begin Supplied records
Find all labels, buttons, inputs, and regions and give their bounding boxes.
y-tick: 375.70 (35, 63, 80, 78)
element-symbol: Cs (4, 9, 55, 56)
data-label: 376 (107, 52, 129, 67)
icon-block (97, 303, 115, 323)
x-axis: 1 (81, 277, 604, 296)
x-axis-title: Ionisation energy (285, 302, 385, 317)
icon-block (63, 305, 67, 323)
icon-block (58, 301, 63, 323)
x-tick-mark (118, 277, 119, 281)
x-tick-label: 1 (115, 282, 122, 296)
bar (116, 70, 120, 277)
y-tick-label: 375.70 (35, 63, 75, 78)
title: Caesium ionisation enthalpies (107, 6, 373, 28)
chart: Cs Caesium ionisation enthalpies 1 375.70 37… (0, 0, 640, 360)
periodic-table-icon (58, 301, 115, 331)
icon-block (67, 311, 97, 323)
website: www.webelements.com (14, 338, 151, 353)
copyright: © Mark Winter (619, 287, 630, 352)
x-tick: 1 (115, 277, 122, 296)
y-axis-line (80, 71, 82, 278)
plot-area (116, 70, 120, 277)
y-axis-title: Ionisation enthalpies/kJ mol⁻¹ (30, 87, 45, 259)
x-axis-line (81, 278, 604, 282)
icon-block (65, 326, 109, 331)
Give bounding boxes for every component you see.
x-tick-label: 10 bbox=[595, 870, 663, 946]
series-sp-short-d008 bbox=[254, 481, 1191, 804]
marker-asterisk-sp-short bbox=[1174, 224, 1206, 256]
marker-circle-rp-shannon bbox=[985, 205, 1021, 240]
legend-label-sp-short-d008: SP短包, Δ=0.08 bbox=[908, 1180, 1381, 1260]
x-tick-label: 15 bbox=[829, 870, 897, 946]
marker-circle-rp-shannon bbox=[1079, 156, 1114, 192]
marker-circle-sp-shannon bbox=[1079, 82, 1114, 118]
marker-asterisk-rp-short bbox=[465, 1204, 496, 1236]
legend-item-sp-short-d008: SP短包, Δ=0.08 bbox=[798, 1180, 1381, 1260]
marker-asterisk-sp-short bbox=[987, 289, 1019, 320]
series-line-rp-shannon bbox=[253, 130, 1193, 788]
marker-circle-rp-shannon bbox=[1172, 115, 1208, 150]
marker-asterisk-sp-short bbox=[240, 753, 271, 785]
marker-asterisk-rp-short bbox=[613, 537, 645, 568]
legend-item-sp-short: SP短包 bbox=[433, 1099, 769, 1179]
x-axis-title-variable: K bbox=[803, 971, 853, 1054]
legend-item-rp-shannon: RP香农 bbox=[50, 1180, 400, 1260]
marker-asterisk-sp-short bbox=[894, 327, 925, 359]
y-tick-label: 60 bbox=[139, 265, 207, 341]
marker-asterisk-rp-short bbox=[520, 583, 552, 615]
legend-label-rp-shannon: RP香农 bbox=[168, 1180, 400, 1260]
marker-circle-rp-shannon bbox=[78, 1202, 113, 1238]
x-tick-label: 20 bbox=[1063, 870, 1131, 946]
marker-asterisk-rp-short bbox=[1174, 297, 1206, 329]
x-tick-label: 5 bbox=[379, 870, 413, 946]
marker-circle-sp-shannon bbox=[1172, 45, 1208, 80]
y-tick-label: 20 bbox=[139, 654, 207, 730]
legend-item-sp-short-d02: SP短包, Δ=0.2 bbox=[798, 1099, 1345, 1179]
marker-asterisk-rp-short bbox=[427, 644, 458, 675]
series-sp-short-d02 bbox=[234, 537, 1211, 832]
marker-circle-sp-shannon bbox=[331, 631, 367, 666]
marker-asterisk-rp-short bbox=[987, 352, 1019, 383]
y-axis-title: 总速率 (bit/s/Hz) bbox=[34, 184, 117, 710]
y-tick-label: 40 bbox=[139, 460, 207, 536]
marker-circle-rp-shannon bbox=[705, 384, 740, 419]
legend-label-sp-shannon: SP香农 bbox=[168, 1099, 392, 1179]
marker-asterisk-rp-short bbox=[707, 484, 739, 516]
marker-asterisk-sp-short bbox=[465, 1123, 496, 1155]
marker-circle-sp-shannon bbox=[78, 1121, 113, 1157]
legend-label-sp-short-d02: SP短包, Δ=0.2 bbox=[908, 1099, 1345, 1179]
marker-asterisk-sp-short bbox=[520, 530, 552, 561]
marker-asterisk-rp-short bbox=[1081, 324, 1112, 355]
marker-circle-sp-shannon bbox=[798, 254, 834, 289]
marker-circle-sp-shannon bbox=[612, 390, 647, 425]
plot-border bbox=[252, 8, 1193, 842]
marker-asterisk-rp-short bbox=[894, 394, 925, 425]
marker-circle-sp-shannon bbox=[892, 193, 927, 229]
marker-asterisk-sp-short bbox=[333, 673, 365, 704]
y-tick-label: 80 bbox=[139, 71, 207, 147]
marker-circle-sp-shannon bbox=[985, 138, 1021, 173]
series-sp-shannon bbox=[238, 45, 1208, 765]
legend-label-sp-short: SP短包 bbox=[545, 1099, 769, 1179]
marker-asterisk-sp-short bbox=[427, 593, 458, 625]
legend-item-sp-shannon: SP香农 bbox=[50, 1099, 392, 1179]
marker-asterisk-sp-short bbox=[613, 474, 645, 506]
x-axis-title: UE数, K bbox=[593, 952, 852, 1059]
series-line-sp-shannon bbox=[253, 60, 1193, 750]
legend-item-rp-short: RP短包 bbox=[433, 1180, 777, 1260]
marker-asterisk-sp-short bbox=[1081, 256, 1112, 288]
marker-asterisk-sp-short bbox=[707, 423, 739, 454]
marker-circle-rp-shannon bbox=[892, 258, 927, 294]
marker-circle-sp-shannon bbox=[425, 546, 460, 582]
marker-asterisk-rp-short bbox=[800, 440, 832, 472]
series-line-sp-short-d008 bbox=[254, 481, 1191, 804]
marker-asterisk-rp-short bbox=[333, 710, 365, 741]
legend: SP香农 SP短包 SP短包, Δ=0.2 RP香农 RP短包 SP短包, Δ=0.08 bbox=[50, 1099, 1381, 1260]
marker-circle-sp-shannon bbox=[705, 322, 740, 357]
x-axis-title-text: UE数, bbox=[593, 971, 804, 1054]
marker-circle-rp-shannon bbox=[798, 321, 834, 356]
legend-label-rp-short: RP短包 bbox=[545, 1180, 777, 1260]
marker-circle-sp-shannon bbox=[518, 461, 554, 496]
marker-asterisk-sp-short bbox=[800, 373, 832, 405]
end Supplied records
→ **Required task**: Rewrite the entries from the beginning through the line containing "x-tick-label: 1 (115, 282, 122, 296)", inclusive, substituting "icon-segment" for each "icon-block" and changing nothing else. Output only those entries.

→ **Full output**:
Find all labels, buttons, inputs, and regions and give their bounding boxes.
y-tick: 375.70 (35, 63, 80, 78)
element-symbol: Cs (4, 9, 55, 56)
data-label: 376 (107, 52, 129, 67)
icon-segment (97, 303, 115, 323)
x-axis: 1 (81, 277, 604, 296)
x-axis-title: Ionisation energy (285, 302, 385, 317)
icon-segment (63, 305, 67, 323)
icon-segment (58, 301, 63, 323)
x-tick-mark (118, 277, 119, 281)
x-tick-label: 1 (115, 282, 122, 296)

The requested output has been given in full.